Transcribe every record that appears below, exactly and in full.
********************
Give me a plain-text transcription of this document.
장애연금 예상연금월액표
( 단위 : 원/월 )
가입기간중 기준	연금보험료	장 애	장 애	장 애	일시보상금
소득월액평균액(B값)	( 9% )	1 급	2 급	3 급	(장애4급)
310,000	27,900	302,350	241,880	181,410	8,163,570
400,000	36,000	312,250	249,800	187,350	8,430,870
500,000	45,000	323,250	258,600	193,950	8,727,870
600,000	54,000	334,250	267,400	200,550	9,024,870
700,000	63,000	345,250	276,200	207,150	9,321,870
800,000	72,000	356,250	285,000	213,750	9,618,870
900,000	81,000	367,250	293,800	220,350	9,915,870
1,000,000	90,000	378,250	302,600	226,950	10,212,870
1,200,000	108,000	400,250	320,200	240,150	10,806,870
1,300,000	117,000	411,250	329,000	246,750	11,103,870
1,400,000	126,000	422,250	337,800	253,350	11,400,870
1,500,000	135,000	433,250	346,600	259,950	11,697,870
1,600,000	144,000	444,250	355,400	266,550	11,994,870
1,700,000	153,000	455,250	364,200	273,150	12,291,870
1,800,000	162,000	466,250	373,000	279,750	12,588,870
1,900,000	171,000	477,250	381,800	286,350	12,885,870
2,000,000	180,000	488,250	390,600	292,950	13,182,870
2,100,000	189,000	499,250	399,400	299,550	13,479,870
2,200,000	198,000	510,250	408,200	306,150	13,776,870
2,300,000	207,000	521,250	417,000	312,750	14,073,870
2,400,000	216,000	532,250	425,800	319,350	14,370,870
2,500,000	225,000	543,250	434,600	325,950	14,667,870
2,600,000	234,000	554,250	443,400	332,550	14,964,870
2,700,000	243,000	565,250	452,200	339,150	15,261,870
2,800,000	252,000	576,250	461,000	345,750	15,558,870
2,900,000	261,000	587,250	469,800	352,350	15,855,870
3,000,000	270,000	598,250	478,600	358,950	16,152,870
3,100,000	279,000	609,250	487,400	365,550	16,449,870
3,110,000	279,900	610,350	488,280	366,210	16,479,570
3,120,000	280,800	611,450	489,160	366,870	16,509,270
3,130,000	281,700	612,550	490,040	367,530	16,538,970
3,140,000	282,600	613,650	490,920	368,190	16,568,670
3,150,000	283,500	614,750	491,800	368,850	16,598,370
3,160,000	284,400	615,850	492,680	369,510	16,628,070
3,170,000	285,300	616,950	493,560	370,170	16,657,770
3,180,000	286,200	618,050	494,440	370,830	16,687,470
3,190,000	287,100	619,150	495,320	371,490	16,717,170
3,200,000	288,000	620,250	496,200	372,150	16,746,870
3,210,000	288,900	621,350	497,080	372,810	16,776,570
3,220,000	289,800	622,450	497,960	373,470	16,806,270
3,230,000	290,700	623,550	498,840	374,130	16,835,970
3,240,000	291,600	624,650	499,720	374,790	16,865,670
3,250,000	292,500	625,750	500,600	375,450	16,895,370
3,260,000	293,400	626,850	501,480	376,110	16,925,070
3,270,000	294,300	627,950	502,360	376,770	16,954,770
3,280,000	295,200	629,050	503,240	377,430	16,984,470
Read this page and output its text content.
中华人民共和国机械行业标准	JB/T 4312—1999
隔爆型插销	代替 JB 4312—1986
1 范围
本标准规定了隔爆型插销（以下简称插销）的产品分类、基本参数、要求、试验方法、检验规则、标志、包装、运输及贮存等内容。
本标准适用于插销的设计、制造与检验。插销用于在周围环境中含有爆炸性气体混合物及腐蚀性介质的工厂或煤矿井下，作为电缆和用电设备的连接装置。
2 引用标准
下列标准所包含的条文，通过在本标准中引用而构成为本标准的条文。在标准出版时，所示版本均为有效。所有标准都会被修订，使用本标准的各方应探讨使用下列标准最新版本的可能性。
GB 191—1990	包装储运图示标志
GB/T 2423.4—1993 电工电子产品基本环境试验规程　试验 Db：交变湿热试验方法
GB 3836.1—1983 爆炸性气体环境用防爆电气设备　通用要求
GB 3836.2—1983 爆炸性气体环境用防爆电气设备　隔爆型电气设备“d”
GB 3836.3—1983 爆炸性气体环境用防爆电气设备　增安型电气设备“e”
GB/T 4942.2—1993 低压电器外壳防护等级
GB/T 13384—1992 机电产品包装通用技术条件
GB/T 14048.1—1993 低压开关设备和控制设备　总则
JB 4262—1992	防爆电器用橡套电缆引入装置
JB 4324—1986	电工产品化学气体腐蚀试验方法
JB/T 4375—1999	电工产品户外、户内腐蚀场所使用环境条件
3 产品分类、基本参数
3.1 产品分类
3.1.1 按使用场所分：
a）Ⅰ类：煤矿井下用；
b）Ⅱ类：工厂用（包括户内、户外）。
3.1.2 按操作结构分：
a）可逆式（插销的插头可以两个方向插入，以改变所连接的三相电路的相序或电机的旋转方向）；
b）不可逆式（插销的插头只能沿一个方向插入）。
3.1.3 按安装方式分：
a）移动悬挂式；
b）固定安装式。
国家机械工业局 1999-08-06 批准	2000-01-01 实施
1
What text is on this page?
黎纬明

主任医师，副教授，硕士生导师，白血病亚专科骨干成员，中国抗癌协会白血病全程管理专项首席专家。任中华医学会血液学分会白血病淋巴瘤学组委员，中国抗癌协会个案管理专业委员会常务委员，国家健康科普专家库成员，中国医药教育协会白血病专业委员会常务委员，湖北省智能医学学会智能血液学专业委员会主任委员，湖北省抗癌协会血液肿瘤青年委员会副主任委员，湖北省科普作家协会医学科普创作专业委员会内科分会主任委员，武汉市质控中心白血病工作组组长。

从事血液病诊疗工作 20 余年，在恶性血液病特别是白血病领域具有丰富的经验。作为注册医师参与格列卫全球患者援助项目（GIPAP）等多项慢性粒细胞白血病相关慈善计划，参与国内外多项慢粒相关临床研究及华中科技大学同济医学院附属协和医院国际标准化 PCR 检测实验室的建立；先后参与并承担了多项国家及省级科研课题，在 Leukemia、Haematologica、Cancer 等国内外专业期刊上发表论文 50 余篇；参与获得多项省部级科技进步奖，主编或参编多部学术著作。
********************
FINISHED ANSWER:
Give me a plain-text transcription of this document.
장애연금 예상연금월액표
( 단위 : 원/월 )
가입기간중 기준	연금보험료	장 애	장 애	장 애	일시보상금
소득월액평균액(B값)	( 9% )	1 급	2 급	3 급	(장애4급)
310,000	27,900	302,350	241,880	181,410	8,163,570
400,000	36,000	312,250	249,800	187,350	8,430,870
500,000	45,000	323,250	258,600	193,950	8,727,870
600,000	54,000	334,250	267,400	200,550	9,024,870
700,000	63,000	345,250	276,200	207,150	9,321,870
800,000	72,000	356,250	285,000	213,750	9,618,870
900,000	81,000	367,250	293,800	220,350	9,915,870
1,000,000	90,000	378,250	302,600	226,950	10,212,870
1,200,000	108,000	400,250	320,200	240,150	10,806,870
1,300,000	117,000	411,250	329,000	246,750	11,103,870
1,400,000	126,000	422,250	337,800	253,350	11,400,870
1,500,000	135,000	433,250	346,600	259,950	11,697,870
1,600,000	144,000	444,250	355,400	266,550	11,994,870
1,700,000	153,000	455,250	364,200	273,150	12,291,870
1,800,000	162,000	466,250	373,000	279,750	12,588,870
1,900,000	171,000	477,250	381,800	286,350	12,885,870
2,000,000	180,000	488,250	390,600	292,950	13,182,870
2,100,000	189,000	499,250	399,400	299,550	13,479,870
2,200,000	198,000	510,250	408,200	306,150	13,776,870
2,300,000	207,000	521,250	417,000	312,750	14,073,870
2,400,000	216,000	532,250	425,800	319,350	14,370,870
2,500,000	225,000	543,250	434,600	325,950	14,667,870
2,600,000	234,000	554,250	443,400	332,550	14,964,870
2,700,000	243,000	565,250	452,200	339,150	15,261,870
2,800,000	252,000	576,250	461,000	345,750	15,558,870
2,900,000	261,000	587,250	469,800	352,350	15,855,870
3,000,000	270,000	598,250	478,600	358,950	16,152,870
3,100,000	279,000	609,250	487,400	365,550	16,449,870
3,110,000	279,900	610,350	488,280	366,210	16,479,570
3,120,000	280,800	611,450	489,160	366,870	16,509,270
3,130,000	281,700	612,550	490,040	367,530	16,538,970
3,140,000	282,600	613,650	490,920	368,190	16,568,670
3,150,000	283,500	614,750	491,800	368,850	16,598,370
3,160,000	284,400	615,850	492,680	369,510	16,628,070
3,170,000	285,300	616,950	493,560	370,170	16,657,770
3,180,000	286,200	618,050	494,440	370,830	16,687,470
3,190,000	287,100	619,150	495,320	371,490	16,717,170
3,200,000	288,000	620,250	496,200	372,150	16,746,870
3,210,000	288,900	621,350	497,080	372,810	16,776,570
3,220,000	289,800	622,450	497,960	373,470	16,806,270
3,230,000	290,700	623,550	498,840	374,130	16,835,970
3,240,000	291,600	624,650	499,720	374,790	16,865,670
3,250,000	292,500	625,750	500,600	375,450	16,895,370
3,260,000	293,400	626,850	501,480	376,110	16,925,070
3,270,000	294,300	627,950	502,360	376,770	16,954,770
3,280,000	295,200	629,050	503,240	377,430	16,984,470
Read this page and output its text content.
中华人民共和国机械行业标准	JB/T 4312—1999
隔爆型插销	代替 JB 4312—1986
1 范围
本标准规定了隔爆型插销（以下简称插销）的产品分类、基本参数、要求、试验方法、检验规则、标志、包装、运输及贮存等内容。
本标准适用于插销的设计、制造与检验。插销用于在周围环境中含有爆炸性气体混合物及腐蚀性介质的工厂或煤矿井下，作为电缆和用电设备的连接装置。
2 引用标准
下列标准所包含的条文，通过在本标准中引用而构成为本标准的条文。在标准出版时，所示版本均为有效。所有标准都会被修订，使用本标准的各方应探讨使用下列标准最新版本的可能性。
GB 191—1990	包装储运图示标志
GB/T 2423.4—1993 电工电子产品基本环境试验规程　试验 Db：交变湿热试验方法
GB 3836.1—1983 爆炸性气体环境用防爆电气设备　通用要求
GB 3836.2—1983 爆炸性气体环境用防爆电气设备　隔爆型电气设备“d”
GB 3836.3—1983 爆炸性气体环境用防爆电气设备　增安型电气设备“e”
GB/T 4942.2—1993 低压电器外壳防护等级
GB/T 13384—1992 机电产品包装通用技术条件
GB/T 14048.1—1993 低压开关设备和控制设备　总则
JB 4262—1992	防爆电器用橡套电缆引入装置
JB 4324—1986	电工产品化学气体腐蚀试验方法
JB/T 4375—1999	电工产品户外、户内腐蚀场所使用环境条件
3 产品分类、基本参数
3.1 产品分类
3.1.1 按使用场所分：
a）Ⅰ类：煤矿井下用；
b）Ⅱ类：工厂用（包括户内、户外）。
3.1.2 按操作结构分：
a）可逆式（插销的插头可以两个方向插入，以改变所连接的三相电路的相序或电机的旋转方向）；
b）不可逆式（插销的插头只能沿一个方向插入）。
3.1.3 按安装方式分：
a）移动悬挂式；
b）固定安装式。
国家机械工业局 1999-08-06 批准	2000-01-01 实施
1
What text is on this page?
黎纬明

主任医师，副教授，硕士生导师，白血病亚专科骨干成员，中国抗癌协会白血病全程管理专项首席专家。任中华医学会血液学分会白血病淋巴瘤学组委员，中国抗癌协会个案管理专业委员会常务委员，国家健康科普专家库成员，中国医药教育协会白血病专业委员会常务委员，湖北省智能医学学会智能血液学专业委员会主任委员，湖北省抗癌协会血液肿瘤青年委员会副主任委员，湖北省科普作家协会医学科普创作专业委员会内科分会主任委员，武汉市质控中心白血病工作组组长。

从事血液病诊疗工作 20 余年，在恶性血液病特别是白血病领域具有丰富的经验。作为注册医师参与格列卫全球患者援助项目（GIPAP）等多项慢性粒细胞白血病相关慈善计划，参与国内外多项慢粒相关临床研究及华中科技大学同济医学院附属协和医院国际标准化 PCR 检测实验室的建立；先后参与并承担了多项国家及省级科研课题，在 Leukemia、Haematologica、Cancer 等国内外专业期刊上发表论文 50 余篇；参与获得多项省部级科技进步奖，主编或参编多部学术著作。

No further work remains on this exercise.